** Problem statement **
Check each line below for "shaded" and report how many have it, nothing else.

** Data rows **
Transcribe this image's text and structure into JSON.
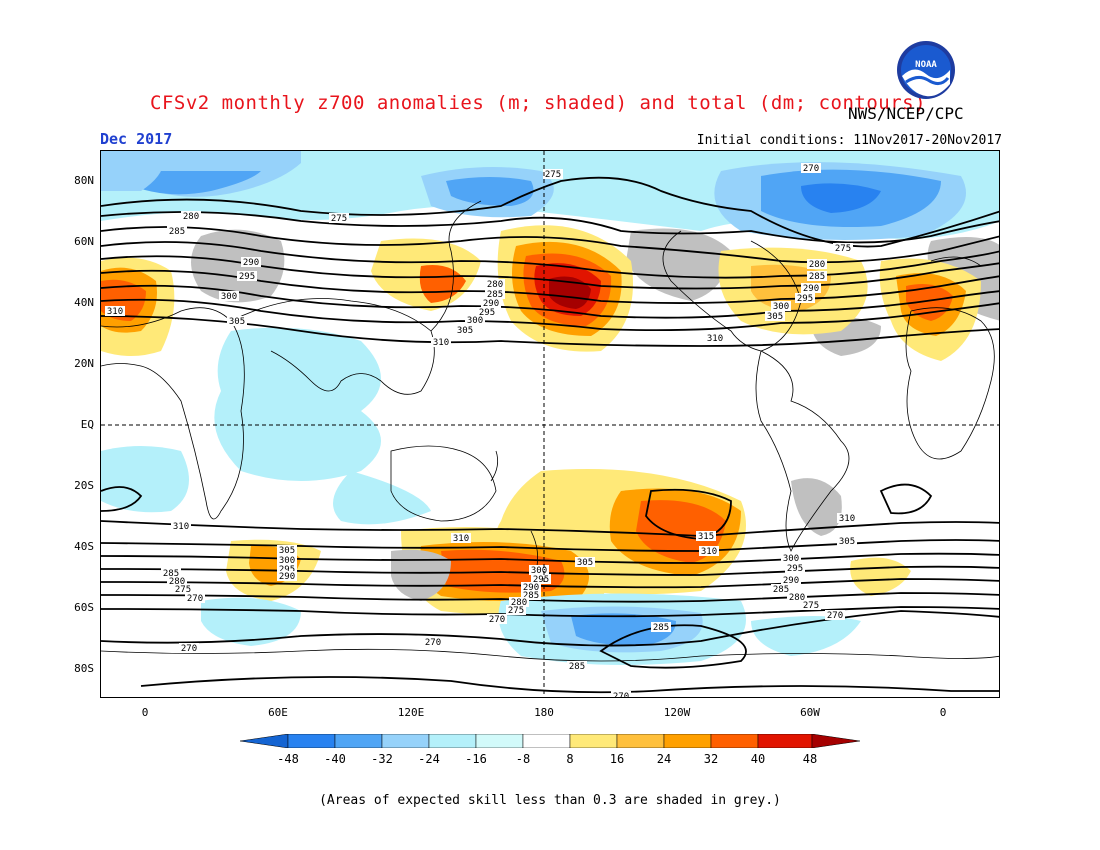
{
  "header": {
    "title": "CFSv2 monthly z700 anomalies (m; shaded) and total (dm; contours)",
    "agency": "NWS/NCEP/CPC",
    "month": "Dec 2017",
    "initial_conditions": "Initial conditions: 11Nov2017-20Nov2017",
    "logo_text": "NOAA"
  },
  "axes": {
    "lat_labels": [
      "80N",
      "60N",
      "40N",
      "20N",
      "EQ",
      "20S",
      "40S",
      "60S",
      "80S"
    ],
    "lon_labels": [
      "0",
      "60E",
      "120E",
      "180",
      "120W",
      "60W",
      "0"
    ]
  },
  "colorbar": {
    "labels": [
      "-48",
      "-40",
      "-32",
      "-24",
      "-16",
      "-8",
      "8",
      "16",
      "24",
      "32",
      "40",
      "48"
    ],
    "colors": [
      "#1464d2",
      "#2882f0",
      "#50a5f5",
      "#96d2fa",
      "#b4f0fa",
      "#ffffff",
      "#ffe978",
      "#ffc03c",
      "#ffa000",
      "#ff6000",
      "#e11400",
      "#a50000"
    ]
  },
  "footnote": "(Areas of expected skill less than 0.3 are shaded in grey.)",
  "contour_labels": [
    "270",
    "275",
    "280",
    "285",
    "290",
    "295",
    "300",
    "305",
    "310",
    "315"
  ],
  "colors": {
    "title": "#e8141c",
    "month": "#2040d0",
    "grey_skill": "#c0c0c0"
  }
}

** Response **
2